-- BEGIN Records supplied --
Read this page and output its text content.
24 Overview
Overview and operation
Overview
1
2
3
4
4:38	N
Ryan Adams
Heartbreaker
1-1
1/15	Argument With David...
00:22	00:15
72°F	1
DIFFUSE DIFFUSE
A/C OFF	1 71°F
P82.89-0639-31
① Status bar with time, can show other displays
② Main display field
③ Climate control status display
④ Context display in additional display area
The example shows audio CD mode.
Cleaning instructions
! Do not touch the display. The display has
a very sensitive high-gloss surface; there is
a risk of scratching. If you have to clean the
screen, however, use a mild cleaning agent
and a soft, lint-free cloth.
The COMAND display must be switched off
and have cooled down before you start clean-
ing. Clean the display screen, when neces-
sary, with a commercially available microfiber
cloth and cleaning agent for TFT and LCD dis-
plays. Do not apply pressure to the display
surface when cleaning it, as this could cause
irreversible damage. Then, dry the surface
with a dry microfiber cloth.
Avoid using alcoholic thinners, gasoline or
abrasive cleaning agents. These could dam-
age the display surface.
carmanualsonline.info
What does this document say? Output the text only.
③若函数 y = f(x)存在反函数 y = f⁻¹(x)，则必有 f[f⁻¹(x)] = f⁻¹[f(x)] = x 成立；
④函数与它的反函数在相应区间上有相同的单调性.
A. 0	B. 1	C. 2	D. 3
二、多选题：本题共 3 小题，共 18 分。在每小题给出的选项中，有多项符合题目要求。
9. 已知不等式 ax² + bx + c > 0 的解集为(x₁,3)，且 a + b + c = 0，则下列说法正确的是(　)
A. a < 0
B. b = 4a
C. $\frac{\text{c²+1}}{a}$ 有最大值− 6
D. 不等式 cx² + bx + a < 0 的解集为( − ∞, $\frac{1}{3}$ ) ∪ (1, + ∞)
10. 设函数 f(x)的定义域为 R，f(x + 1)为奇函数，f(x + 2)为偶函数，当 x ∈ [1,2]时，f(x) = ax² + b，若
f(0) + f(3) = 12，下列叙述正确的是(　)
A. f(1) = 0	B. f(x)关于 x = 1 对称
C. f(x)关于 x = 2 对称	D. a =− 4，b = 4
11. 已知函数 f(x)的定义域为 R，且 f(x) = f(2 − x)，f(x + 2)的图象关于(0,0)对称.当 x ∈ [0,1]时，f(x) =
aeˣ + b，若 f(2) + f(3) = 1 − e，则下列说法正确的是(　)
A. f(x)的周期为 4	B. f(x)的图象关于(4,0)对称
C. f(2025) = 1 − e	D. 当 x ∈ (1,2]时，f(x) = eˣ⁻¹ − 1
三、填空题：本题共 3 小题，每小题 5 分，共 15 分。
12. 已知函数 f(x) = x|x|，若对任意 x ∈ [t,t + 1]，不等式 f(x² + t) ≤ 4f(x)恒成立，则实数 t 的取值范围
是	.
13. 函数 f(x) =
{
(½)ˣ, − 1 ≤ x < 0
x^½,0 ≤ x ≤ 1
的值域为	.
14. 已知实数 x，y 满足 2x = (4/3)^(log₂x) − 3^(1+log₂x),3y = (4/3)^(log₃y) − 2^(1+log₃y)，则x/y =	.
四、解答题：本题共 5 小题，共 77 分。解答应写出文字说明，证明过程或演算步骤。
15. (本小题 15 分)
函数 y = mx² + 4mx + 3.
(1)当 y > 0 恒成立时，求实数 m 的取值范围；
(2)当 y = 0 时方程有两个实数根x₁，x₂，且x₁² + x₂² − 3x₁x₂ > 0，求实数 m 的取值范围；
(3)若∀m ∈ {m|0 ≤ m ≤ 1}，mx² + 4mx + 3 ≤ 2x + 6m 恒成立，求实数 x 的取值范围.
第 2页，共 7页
-- END Records supplied --
### Instructions to follow
Output the listing above word for word.

### Answer to the exercise
Read this page and output its text content.
24 Overview
Overview and operation
Overview
1
2
3
4
4:38	N
Ryan Adams
Heartbreaker
1-1
1/15	Argument With David...
00:22	00:15
72°F	1
DIFFUSE DIFFUSE
A/C OFF	1 71°F
P82.89-0639-31
① Status bar with time, can show other displays
② Main display field
③ Climate control status display
④ Context display in additional display area
The example shows audio CD mode.
Cleaning instructions
! Do not touch the display. The display has
a very sensitive high-gloss surface; there is
a risk of scratching. If you have to clean the
screen, however, use a mild cleaning agent
and a soft, lint-free cloth.
The COMAND display must be switched off
and have cooled down before you start clean-
ing. Clean the display screen, when neces-
sary, with a commercially available microfiber
cloth and cleaning agent for TFT and LCD dis-
plays. Do not apply pressure to the display
surface when cleaning it, as this could cause
irreversible damage. Then, dry the surface
with a dry microfiber cloth.
Avoid using alcoholic thinners, gasoline or
abrasive cleaning agents. These could dam-
age the display surface.
carmanualsonline.info
What does this document say? Output the text only.
③若函数 y = f(x)存在反函数 y = f⁻¹(x)，则必有 f[f⁻¹(x)] = f⁻¹[f(x)] = x 成立；
④函数与它的反函数在相应区间上有相同的单调性.
A. 0	B. 1	C. 2	D. 3
二、多选题：本题共 3 小题，共 18 分。在每小题给出的选项中，有多项符合题目要求。
9. 已知不等式 ax² + bx + c > 0 的解集为(x₁,3)，且 a + b + c = 0，则下列说法正确的是(　)
A. a < 0
B. b = 4a
C. $\frac{\text{c²+1}}{a}$ 有最大值− 6
D. 不等式 cx² + bx + a < 0 的解集为( − ∞, $\frac{1}{3}$ ) ∪ (1, + ∞)
10. 设函数 f(x)的定义域为 R，f(x + 1)为奇函数，f(x + 2)为偶函数，当 x ∈ [1,2]时，f(x) = ax² + b，若
f(0) + f(3) = 12，下列叙述正确的是(　)
A. f(1) = 0	B. f(x)关于 x = 1 对称
C. f(x)关于 x = 2 对称	D. a =− 4，b = 4
11. 已知函数 f(x)的定义域为 R，且 f(x) = f(2 − x)，f(x + 2)的图象关于(0,0)对称.当 x ∈ [0,1]时，f(x) =
aeˣ + b，若 f(2) + f(3) = 1 − e，则下列说法正确的是(　)
A. f(x)的周期为 4	B. f(x)的图象关于(4,0)对称
C. f(2025) = 1 − e	D. 当 x ∈ (1,2]时，f(x) = eˣ⁻¹ − 1
三、填空题：本题共 3 小题，每小题 5 分，共 15 分。
12. 已知函数 f(x) = x|x|，若对任意 x ∈ [t,t + 1]，不等式 f(x² + t) ≤ 4f(x)恒成立，则实数 t 的取值范围
是	.
13. 函数 f(x) =
{
(½)ˣ, − 1 ≤ x < 0
x^½,0 ≤ x ≤ 1
的值域为	.
14. 已知实数 x，y 满足 2x = (4/3)^(log₂x) − 3^(1+log₂x),3y = (4/3)^(log₃y) − 2^(1+log₃y)，则x/y =	.
四、解答题：本题共 5 小题，共 77 分。解答应写出文字说明，证明过程或演算步骤。
15. (本小题 15 分)
函数 y = mx² + 4mx + 3.
(1)当 y > 0 恒成立时，求实数 m 的取值范围；
(2)当 y = 0 时方程有两个实数根x₁，x₂，且x₁² + x₂² − 3x₁x₂ > 0，求实数 m 的取值范围；
(3)若∀m ∈ {m|0 ≤ m ≤ 1}，mx² + 4mx + 3 ≤ 2x + 6m 恒成立，求实数 x 的取值范围.
第 2页，共 7页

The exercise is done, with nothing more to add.